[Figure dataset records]
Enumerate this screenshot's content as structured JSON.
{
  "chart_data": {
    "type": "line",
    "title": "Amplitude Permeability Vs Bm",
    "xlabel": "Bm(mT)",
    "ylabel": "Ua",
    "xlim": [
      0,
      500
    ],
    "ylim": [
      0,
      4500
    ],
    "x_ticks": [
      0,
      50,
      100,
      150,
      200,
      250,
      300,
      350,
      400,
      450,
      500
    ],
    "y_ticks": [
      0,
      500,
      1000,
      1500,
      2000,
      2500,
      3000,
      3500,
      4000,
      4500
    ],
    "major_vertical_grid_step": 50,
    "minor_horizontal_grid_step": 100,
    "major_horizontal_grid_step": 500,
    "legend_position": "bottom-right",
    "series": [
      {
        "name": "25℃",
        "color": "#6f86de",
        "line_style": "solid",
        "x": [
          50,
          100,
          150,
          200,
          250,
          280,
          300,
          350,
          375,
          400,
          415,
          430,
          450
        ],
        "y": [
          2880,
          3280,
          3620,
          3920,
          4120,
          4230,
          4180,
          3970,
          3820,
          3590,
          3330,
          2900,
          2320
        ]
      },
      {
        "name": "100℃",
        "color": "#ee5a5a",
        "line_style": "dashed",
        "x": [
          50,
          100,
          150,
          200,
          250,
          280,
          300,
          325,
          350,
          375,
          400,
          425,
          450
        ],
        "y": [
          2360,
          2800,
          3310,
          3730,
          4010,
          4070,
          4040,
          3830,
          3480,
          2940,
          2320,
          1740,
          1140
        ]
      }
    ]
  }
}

INSTRUCTIONS FOR THE TASK: Go through the records and print each one exactly.

TASK RESULT:
Enumerate this screenshot's content as structured JSON.
{
  "chart_data": {
    "type": "line",
    "title": "Amplitude Permeability Vs Bm",
    "xlabel": "Bm(mT)",
    "ylabel": "Ua",
    "xlim": [
      0,
      500
    ],
    "ylim": [
      0,
      4500
    ],
    "x_ticks": [
      0,
      50,
      100,
      150,
      200,
      250,
      300,
      350,
      400,
      450,
      500
    ],
    "y_ticks": [
      0,
      500,
      1000,
      1500,
      2000,
      2500,
      3000,
      3500,
      4000,
      4500
    ],
    "major_vertical_grid_step": 50,
    "minor_horizontal_grid_step": 100,
    "major_horizontal_grid_step": 500,
    "legend_position": "bottom-right",
    "series": [
      {
        "name": "25℃",
        "color": "#6f86de",
        "line_style": "solid",
        "x": [
          50,
          100,
          150,
          200,
          250,
          280,
          300,
          350,
          375,
          400,
          415,
          430,
          450
        ],
        "y": [
          2880,
          3280,
          3620,
          3920,
          4120,
          4230,
          4180,
          3970,
          3820,
          3590,
          3330,
          2900,
          2320
        ]
      },
      {
        "name": "100℃",
        "color": "#ee5a5a",
        "line_style": "dashed",
        "x": [
          50,
          100,
          150,
          200,
          250,
          280,
          300,
          325,
          350,
          375,
          400,
          425,
          450
        ],
        "y": [
          2360,
          2800,
          3310,
          3730,
          4010,
          4070,
          4040,
          3830,
          3480,
          2940,
          2320,
          1740,
          1140
        ]
      }
    ]
  }
}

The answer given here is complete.